# Exercise
Scan the entries below and extract each line with the word "мажор" in it.
## begin Material provided
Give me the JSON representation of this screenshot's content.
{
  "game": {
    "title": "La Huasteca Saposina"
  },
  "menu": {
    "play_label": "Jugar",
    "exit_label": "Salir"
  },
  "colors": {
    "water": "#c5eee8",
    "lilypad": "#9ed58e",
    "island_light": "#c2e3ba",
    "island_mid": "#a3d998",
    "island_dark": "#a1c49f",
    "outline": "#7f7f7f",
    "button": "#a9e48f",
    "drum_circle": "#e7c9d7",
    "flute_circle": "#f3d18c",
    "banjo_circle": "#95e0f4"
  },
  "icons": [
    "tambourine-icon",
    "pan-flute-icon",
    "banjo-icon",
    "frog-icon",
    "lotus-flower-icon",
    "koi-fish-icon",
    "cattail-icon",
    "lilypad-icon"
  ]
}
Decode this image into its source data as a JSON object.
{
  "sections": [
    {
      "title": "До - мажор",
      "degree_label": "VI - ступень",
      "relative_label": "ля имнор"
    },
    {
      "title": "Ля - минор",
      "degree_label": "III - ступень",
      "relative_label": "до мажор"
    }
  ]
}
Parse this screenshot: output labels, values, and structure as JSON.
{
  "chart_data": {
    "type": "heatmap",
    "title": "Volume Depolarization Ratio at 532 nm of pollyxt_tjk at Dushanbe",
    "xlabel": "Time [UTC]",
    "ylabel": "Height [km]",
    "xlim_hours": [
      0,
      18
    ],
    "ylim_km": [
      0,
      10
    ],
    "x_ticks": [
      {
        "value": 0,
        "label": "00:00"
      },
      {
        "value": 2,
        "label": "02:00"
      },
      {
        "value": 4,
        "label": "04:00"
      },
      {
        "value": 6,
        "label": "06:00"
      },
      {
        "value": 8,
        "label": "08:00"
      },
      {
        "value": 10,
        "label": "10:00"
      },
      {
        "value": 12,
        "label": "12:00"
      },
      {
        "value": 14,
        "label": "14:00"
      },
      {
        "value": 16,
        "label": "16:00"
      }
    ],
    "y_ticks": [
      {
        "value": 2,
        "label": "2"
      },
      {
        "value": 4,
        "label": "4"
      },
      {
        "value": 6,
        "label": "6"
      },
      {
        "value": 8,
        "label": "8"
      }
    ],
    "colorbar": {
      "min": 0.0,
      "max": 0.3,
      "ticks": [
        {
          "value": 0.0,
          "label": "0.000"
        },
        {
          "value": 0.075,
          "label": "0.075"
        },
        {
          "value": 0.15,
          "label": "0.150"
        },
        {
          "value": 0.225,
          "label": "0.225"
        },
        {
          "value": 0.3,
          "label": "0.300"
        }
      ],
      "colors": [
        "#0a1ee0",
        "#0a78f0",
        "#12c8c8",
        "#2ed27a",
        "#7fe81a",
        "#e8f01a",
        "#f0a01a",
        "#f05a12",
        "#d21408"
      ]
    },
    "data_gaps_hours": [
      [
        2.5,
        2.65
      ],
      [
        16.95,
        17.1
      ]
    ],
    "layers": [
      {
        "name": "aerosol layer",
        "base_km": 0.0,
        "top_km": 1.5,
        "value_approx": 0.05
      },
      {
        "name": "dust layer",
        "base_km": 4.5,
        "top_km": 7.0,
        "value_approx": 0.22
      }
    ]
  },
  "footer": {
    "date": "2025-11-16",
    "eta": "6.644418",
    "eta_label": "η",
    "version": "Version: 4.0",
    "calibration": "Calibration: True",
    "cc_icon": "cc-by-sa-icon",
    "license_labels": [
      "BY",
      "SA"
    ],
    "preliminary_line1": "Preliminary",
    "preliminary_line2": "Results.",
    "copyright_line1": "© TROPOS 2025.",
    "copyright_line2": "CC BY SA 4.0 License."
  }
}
## end Material provided
# Expected answer
      "title": "До - мажор",
      "relative_label": "до мажор"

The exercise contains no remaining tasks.